>> BEGIN INPUT MATERIAL

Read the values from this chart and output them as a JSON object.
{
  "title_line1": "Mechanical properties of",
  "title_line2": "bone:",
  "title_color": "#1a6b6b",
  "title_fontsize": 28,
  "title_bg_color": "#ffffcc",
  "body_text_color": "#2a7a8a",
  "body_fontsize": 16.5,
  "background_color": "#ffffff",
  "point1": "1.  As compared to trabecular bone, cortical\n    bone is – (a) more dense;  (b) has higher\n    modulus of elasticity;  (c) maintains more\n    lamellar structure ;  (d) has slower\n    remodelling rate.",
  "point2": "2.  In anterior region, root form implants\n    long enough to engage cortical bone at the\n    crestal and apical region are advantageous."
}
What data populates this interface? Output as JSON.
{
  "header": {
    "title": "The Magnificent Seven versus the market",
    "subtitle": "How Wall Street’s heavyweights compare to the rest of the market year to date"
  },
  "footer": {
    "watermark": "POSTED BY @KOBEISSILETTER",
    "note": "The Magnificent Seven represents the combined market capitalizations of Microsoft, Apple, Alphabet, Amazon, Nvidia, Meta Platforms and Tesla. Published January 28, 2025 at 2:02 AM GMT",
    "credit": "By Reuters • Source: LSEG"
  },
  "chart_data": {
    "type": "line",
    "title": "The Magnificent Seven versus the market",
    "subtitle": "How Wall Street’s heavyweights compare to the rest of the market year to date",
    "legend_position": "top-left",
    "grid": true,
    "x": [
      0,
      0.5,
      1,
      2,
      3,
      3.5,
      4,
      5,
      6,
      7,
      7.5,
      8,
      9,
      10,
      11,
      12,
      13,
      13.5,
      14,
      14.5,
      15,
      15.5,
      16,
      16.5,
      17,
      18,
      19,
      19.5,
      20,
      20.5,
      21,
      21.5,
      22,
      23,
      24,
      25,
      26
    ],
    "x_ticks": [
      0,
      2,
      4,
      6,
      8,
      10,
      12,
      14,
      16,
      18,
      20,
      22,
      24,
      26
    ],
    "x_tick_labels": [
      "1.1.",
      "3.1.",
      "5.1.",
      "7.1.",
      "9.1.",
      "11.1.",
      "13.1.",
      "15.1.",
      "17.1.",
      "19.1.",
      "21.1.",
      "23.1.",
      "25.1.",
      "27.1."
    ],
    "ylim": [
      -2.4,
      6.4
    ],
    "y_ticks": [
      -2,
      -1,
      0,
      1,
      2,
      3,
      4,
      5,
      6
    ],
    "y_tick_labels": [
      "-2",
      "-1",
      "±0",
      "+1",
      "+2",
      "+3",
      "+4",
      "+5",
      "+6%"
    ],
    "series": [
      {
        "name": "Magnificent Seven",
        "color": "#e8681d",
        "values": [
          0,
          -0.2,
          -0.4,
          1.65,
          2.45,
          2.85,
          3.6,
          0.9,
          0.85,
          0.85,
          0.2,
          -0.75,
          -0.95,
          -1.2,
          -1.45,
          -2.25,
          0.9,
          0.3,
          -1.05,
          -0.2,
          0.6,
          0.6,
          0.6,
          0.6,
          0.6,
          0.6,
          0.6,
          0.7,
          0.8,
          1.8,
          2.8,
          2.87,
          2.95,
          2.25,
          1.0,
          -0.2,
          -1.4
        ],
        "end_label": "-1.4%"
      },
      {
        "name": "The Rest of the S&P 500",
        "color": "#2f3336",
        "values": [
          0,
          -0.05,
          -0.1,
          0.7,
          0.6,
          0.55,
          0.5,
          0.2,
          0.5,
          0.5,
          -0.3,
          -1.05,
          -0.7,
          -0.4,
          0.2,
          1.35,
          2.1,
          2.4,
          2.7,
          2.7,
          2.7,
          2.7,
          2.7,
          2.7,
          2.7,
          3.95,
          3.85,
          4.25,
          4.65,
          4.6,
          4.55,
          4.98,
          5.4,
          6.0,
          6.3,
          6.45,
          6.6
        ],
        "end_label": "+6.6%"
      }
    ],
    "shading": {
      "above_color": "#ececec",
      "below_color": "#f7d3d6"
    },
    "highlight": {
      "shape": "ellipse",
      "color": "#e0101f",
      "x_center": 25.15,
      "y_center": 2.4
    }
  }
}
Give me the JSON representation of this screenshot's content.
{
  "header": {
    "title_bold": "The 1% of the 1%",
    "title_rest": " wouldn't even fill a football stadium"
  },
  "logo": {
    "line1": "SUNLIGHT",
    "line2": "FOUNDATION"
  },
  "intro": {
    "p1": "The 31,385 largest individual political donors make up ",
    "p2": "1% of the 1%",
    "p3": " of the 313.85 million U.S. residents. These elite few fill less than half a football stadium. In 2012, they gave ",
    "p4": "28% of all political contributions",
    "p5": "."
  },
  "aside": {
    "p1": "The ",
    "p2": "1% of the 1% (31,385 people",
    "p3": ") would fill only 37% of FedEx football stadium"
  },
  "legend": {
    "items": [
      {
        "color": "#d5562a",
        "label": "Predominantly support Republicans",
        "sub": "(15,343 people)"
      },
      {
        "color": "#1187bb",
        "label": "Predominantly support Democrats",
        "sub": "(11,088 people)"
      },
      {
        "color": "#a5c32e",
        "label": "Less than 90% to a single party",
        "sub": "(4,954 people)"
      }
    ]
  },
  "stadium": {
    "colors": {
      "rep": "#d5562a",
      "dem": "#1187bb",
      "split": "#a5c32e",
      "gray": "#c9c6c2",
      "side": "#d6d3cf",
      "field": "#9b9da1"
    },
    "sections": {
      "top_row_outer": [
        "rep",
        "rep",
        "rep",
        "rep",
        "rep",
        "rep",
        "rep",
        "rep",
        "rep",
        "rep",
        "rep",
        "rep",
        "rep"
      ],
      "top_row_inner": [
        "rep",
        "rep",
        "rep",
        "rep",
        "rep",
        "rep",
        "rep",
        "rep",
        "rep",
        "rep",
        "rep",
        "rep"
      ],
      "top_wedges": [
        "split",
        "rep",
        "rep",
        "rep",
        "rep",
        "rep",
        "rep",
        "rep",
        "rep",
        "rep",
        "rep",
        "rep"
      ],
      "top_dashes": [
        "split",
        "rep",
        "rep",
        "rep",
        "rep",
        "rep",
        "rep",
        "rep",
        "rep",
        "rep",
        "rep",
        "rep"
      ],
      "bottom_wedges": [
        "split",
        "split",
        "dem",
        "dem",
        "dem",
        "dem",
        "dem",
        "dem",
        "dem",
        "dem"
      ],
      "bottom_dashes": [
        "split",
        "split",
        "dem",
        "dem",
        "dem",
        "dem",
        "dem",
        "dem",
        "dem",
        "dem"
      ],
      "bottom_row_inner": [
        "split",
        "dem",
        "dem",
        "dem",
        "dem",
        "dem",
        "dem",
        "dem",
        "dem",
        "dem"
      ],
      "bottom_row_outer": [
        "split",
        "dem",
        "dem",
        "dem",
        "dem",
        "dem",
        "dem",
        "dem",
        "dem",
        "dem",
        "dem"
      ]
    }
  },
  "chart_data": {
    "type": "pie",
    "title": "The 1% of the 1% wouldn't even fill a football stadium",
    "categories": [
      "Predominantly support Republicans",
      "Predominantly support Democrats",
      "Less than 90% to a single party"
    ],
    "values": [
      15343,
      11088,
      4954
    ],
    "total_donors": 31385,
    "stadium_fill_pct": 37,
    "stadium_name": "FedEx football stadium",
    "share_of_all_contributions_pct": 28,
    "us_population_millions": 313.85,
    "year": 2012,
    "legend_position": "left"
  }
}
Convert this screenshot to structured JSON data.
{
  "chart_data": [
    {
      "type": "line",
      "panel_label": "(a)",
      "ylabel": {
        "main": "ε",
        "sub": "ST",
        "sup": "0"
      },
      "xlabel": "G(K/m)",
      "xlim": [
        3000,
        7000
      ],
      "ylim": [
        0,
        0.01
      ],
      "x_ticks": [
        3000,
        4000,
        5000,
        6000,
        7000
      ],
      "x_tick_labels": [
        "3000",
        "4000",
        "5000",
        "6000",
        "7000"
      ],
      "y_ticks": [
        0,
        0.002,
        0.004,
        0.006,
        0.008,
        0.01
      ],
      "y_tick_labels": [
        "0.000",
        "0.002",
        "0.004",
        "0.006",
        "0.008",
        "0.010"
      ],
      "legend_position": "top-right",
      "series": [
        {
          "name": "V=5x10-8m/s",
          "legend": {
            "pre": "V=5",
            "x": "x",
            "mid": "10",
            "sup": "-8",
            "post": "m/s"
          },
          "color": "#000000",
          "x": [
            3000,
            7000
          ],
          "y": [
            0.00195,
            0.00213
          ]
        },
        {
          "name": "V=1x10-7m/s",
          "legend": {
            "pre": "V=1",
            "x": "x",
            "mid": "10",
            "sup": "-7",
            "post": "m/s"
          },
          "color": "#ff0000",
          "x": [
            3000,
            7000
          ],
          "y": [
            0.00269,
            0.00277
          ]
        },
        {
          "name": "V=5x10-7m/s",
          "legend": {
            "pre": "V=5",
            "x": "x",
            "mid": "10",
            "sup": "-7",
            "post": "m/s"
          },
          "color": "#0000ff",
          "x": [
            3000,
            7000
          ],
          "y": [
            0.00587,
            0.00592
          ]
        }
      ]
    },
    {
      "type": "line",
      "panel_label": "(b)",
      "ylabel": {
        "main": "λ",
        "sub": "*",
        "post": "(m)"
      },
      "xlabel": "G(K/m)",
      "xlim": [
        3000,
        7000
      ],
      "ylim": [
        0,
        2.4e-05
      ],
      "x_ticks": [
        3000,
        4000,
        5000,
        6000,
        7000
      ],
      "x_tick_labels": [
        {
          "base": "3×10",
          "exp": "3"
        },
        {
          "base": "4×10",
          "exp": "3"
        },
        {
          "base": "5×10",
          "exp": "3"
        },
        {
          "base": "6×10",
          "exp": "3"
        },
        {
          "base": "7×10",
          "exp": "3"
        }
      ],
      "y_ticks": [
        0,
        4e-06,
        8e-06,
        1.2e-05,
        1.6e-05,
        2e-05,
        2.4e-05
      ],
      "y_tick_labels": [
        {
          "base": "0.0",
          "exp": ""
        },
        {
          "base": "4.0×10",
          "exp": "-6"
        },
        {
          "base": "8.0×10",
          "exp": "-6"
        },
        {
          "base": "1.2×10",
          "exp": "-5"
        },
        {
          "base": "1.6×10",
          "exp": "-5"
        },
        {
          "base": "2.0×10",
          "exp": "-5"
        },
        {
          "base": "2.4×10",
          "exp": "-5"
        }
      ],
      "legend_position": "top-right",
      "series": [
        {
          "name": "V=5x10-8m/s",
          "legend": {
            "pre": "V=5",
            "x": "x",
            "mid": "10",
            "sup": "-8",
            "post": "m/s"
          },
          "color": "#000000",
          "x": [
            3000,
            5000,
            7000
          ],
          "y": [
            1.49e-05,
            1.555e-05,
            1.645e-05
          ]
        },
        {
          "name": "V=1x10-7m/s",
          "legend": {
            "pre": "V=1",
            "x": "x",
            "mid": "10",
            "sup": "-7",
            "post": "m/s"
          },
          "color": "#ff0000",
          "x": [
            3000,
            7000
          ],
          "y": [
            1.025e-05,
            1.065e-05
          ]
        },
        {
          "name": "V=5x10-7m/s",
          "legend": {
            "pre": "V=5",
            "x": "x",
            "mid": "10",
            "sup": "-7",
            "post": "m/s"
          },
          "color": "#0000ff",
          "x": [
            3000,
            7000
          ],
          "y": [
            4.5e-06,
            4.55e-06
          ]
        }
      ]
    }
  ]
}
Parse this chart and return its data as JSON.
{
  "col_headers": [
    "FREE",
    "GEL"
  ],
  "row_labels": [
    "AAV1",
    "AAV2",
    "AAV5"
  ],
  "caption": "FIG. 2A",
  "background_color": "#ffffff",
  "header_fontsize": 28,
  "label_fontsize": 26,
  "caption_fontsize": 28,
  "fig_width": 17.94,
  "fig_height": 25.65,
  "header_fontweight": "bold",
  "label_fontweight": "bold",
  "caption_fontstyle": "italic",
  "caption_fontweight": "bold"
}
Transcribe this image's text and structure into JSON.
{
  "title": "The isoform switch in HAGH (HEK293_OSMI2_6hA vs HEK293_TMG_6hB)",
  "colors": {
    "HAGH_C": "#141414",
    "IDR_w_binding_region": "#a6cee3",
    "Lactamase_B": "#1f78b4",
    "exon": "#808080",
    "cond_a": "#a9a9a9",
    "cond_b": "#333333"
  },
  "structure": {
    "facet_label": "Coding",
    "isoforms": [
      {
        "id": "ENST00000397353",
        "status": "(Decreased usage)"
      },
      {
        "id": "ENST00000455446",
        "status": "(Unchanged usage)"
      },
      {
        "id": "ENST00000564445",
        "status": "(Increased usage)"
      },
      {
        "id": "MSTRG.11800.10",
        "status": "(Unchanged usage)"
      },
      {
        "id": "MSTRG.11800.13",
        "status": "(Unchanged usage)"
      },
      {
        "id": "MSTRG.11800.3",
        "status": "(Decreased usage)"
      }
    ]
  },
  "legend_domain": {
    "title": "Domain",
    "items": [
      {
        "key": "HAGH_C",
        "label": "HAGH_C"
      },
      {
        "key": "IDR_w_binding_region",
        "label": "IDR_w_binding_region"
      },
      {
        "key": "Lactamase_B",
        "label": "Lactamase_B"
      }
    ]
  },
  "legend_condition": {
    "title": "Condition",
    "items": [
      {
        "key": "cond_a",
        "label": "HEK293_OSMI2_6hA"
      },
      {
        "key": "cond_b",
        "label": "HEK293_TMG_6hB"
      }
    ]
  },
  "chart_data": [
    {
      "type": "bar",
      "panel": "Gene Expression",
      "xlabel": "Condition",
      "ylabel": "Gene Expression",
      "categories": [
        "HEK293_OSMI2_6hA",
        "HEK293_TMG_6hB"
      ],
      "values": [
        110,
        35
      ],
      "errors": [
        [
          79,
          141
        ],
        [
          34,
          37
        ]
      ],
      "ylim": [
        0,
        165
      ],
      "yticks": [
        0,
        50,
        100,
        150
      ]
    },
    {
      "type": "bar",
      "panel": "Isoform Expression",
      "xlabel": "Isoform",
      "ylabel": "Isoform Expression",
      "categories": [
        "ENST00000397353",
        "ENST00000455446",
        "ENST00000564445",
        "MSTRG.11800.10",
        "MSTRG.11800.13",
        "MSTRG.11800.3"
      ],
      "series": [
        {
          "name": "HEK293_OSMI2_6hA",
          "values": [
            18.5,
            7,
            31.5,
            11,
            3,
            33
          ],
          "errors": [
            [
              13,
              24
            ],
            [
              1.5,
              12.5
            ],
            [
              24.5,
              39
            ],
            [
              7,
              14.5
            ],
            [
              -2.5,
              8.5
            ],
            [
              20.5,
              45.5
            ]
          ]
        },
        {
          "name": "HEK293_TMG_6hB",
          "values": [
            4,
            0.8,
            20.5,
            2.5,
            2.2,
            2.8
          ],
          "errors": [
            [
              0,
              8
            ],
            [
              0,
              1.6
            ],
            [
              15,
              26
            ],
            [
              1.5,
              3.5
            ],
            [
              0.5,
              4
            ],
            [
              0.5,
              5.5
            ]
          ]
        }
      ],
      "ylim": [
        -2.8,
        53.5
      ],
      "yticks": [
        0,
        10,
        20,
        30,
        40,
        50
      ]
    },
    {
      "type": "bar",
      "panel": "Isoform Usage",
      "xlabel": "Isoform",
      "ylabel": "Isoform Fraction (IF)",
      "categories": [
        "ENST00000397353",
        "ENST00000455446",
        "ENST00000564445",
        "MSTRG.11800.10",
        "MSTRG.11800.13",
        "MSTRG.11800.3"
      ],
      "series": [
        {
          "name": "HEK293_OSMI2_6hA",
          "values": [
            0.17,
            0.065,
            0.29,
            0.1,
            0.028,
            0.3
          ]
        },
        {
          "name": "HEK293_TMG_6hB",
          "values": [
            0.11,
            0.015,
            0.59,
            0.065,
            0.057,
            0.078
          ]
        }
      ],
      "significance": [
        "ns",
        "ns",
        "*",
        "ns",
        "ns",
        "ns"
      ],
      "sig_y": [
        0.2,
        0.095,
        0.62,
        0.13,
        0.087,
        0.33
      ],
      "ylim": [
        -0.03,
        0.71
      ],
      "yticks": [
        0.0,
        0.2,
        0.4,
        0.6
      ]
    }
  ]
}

>> END INPUT MATERIAL

*REQUIREMENT*: Copy every line above that includes the string "Predominantly".

*TASK RESULT*:
        "label": "Predominantly support Republicans",
        "label": "Predominantly support Democrats",
      "Predominantly support Republicans",
      "Predominantly support Democrats",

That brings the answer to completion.